What you are asked to do = All of the data below should be written out exactly.

-------------------------

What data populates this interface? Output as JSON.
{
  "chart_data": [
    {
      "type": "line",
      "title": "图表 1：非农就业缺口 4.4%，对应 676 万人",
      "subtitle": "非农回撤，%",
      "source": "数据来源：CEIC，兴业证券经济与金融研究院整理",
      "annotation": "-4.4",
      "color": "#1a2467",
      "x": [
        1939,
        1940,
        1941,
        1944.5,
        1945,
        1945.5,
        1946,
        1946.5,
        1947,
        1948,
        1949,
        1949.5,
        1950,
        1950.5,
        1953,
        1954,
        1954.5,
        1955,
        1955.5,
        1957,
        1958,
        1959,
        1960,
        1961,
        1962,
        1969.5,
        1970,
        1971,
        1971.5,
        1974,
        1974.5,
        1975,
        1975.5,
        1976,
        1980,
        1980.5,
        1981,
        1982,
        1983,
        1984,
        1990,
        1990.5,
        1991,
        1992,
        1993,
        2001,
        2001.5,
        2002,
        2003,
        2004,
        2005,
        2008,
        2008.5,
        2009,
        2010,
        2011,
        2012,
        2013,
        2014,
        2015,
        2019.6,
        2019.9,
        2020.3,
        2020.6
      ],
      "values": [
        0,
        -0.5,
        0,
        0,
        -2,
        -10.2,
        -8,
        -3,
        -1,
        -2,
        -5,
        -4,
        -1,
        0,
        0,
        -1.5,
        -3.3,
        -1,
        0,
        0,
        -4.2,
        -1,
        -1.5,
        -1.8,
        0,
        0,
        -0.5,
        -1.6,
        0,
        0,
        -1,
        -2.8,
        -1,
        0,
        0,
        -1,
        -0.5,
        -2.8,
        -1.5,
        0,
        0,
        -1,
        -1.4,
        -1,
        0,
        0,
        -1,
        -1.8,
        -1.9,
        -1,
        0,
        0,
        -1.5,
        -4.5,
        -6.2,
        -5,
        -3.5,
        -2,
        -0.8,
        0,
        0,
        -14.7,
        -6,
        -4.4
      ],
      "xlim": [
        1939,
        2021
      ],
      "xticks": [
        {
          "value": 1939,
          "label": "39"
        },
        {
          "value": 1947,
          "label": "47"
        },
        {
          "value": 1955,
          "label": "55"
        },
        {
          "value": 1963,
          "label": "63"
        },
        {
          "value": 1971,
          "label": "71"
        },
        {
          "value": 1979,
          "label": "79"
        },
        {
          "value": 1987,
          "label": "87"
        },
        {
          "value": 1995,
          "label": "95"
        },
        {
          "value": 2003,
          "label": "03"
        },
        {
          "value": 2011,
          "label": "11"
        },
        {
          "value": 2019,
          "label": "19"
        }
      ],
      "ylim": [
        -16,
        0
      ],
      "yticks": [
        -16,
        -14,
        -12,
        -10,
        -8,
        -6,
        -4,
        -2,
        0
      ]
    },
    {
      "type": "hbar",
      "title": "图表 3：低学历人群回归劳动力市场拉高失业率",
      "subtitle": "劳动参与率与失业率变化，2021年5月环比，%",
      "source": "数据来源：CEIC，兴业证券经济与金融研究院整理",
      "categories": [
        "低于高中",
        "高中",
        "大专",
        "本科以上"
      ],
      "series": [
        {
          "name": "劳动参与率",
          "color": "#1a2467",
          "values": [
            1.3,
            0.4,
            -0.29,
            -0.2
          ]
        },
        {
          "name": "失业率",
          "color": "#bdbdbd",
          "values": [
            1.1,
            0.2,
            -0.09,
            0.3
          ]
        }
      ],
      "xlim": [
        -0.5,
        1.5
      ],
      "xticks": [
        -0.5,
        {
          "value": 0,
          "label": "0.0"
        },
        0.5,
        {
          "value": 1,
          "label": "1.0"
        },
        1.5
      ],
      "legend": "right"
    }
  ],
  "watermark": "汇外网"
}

-------------------------

Solved exercise =
What data populates this interface? Output as JSON.
{
  "chart_data": [
    {
      "type": "line",
      "title": "图表 1：非农就业缺口 4.4%，对应 676 万人",
      "subtitle": "非农回撤，%",
      "source": "数据来源：CEIC，兴业证券经济与金融研究院整理",
      "annotation": "-4.4",
      "color": "#1a2467",
      "x": [
        1939,
        1940,
        1941,
        1944.5,
        1945,
        1945.5,
        1946,
        1946.5,
        1947,
        1948,
        1949,
        1949.5,
        1950,
        1950.5,
        1953,
        1954,
        1954.5,
        1955,
        1955.5,
        1957,
        1958,
        1959,
        1960,
        1961,
        1962,
        1969.5,
        1970,
        1971,
        1971.5,
        1974,
        1974.5,
        1975,
        1975.5,
        1976,
        1980,
        1980.5,
        1981,
        1982,
        1983,
        1984,
        1990,
        1990.5,
        1991,
        1992,
        1993,
        2001,
        2001.5,
        2002,
        2003,
        2004,
        2005,
        2008,
        2008.5,
        2009,
        2010,
        2011,
        2012,
        2013,
        2014,
        2015,
        2019.6,
        2019.9,
        2020.3,
        2020.6
      ],
      "values": [
        0,
        -0.5,
        0,
        0,
        -2,
        -10.2,
        -8,
        -3,
        -1,
        -2,
        -5,
        -4,
        -1,
        0,
        0,
        -1.5,
        -3.3,
        -1,
        0,
        0,
        -4.2,
        -1,
        -1.5,
        -1.8,
        0,
        0,
        -0.5,
        -1.6,
        0,
        0,
        -1,
        -2.8,
        -1,
        0,
        0,
        -1,
        -0.5,
        -2.8,
        -1.5,
        0,
        0,
        -1,
        -1.4,
        -1,
        0,
        0,
        -1,
        -1.8,
        -1.9,
        -1,
        0,
        0,
        -1.5,
        -4.5,
        -6.2,
        -5,
        -3.5,
        -2,
        -0.8,
        0,
        0,
        -14.7,
        -6,
        -4.4
      ],
      "xlim": [
        1939,
        2021
      ],
      "xticks": [
        {
          "value": 1939,
          "label": "39"
        },
        {
          "value": 1947,
          "label": "47"
        },
        {
          "value": 1955,
          "label": "55"
        },
        {
          "value": 1963,
          "label": "63"
        },
        {
          "value": 1971,
          "label": "71"
        },
        {
          "value": 1979,
          "label": "79"
        },
        {
          "value": 1987,
          "label": "87"
        },
        {
          "value": 1995,
          "label": "95"
        },
        {
          "value": 2003,
          "label": "03"
        },
        {
          "value": 2011,
          "label": "11"
        },
        {
          "value": 2019,
          "label": "19"
        }
      ],
      "ylim": [
        -16,
        0
      ],
      "yticks": [
        -16,
        -14,
        -12,
        -10,
        -8,
        -6,
        -4,
        -2,
        0
      ]
    },
    {
      "type": "hbar",
      "title": "图表 3：低学历人群回归劳动力市场拉高失业率",
      "subtitle": "劳动参与率与失业率变化，2021年5月环比，%",
      "source": "数据来源：CEIC，兴业证券经济与金融研究院整理",
      "categories": [
        "低于高中",
        "高中",
        "大专",
        "本科以上"
      ],
      "series": [
        {
          "name": "劳动参与率",
          "color": "#1a2467",
          "values": [
            1.3,
            0.4,
            -0.29,
            -0.2
          ]
        },
        {
          "name": "失业率",
          "color": "#bdbdbd",
          "values": [
            1.1,
            0.2,
            -0.09,
            0.3
          ]
        }
      ],
      "xlim": [
        -0.5,
        1.5
      ],
      "xticks": [
        -0.5,
        {
          "value": 0,
          "label": "0.0"
        },
        0.5,
        {
          "value": 1,
          "label": "1.0"
        },
        1.5
      ],
      "legend": "right"
    }
  ],
  "watermark": "汇外网"
}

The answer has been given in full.